**Material shown**.
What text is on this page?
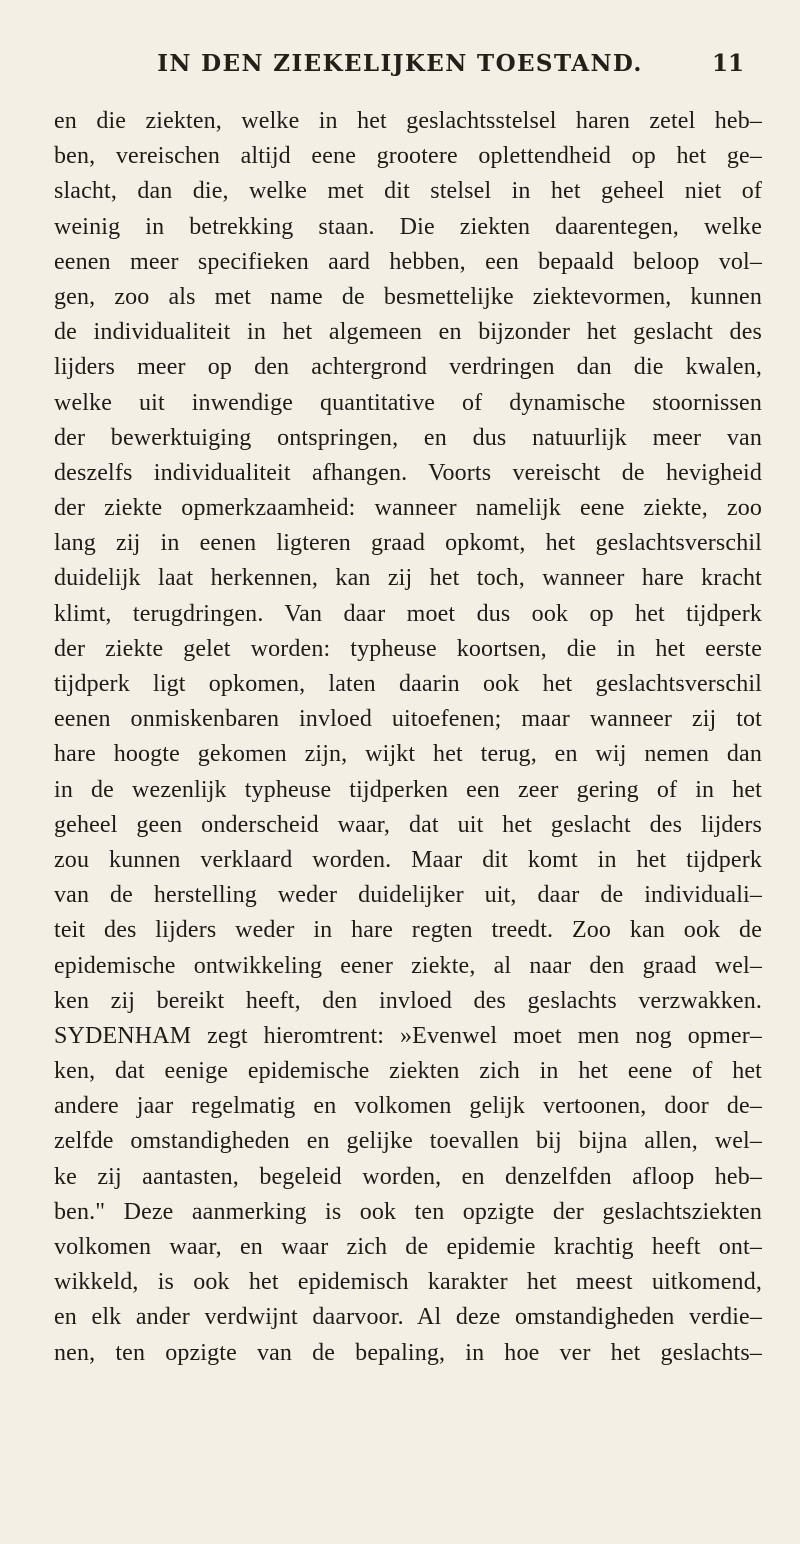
IN DEN ZIEKELIJKEN TOESTAND.	11
en die ziekten, welke in het geslachtsstelsel haren zetel heb–
ben, vereischen altijd eene grootere oplettendheid op het ge–
slacht, dan die, welke met dit stelsel in het geheel niet of
weinig in betrekking staan. Die ziekten daarentegen, welke
eenen meer specifieken aard hebben, een bepaald beloop vol–
gen, zoo als met name de besmettelijke ziektevormen, kunnen
de individualiteit in het algemeen en bijzonder het geslacht des
lijders meer op den achtergrond verdringen dan die kwalen,
welke uit inwendige quantitative of dynamische stoornissen
der bewerktuiging ontspringen, en dus natuurlijk meer van
deszelfs individualiteit afhangen. Voorts vereischt de hevigheid
der ziekte opmerkzaamheid: wanneer namelijk eene ziekte, zoo
lang zij in eenen ligteren graad opkomt, het geslachtsverschil
duidelijk laat herkennen, kan zij het toch, wanneer hare kracht
klimt, terugdringen. Van daar moet dus ook op het tijdperk
der ziekte gelet worden: typheuse koortsen, die in het eerste
tijdperk ligt opkomen, laten daarin ook het geslachtsverschil
eenen onmiskenbaren invloed uitoefenen; maar wanneer zij tot
hare hoogte gekomen zijn, wijkt het terug, en wij nemen dan
in de wezenlijk typheuse tijdperken een zeer gering of in het
geheel geen onderscheid waar, dat uit het geslacht des lijders
zou kunnen verklaard worden. Maar dit komt in het tijdperk
van de herstelling weder duidelijker uit, daar de individuali–
teit des lijders weder in hare regten treedt. Zoo kan ook de
epidemische ontwikkeling eener ziekte, al naar den graad wel–
ken zij bereikt heeft, den invloed des geslachts verzwakken.
SYDENHAM zegt hieromtrent: »Evenwel moet men nog opmer–
ken, dat eenige epidemische ziekten zich in het eene of het
andere jaar regelmatig en volkomen gelijk vertoonen, door de–
zelfde omstandigheden en gelijke toevallen bij bijna allen, wel–
ke zij aantasten, begeleid worden, en denzelfden afloop heb–
ben." Deze aanmerking is ook ten opzigte der geslachtsziekten
volkomen waar, en waar zich de epidemie krachtig heeft ont–
wikkeld, is ook het epidemisch karakter het meest uitkomend,
en elk ander verdwijnt daarvoor. Al deze omstandigheden verdie–
nen, ten opzigte van de bepaling, in hoe ver het geslachts–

**What is required**. Give nothing but the number of lines containing the string "graad".

**Expected answer**. 2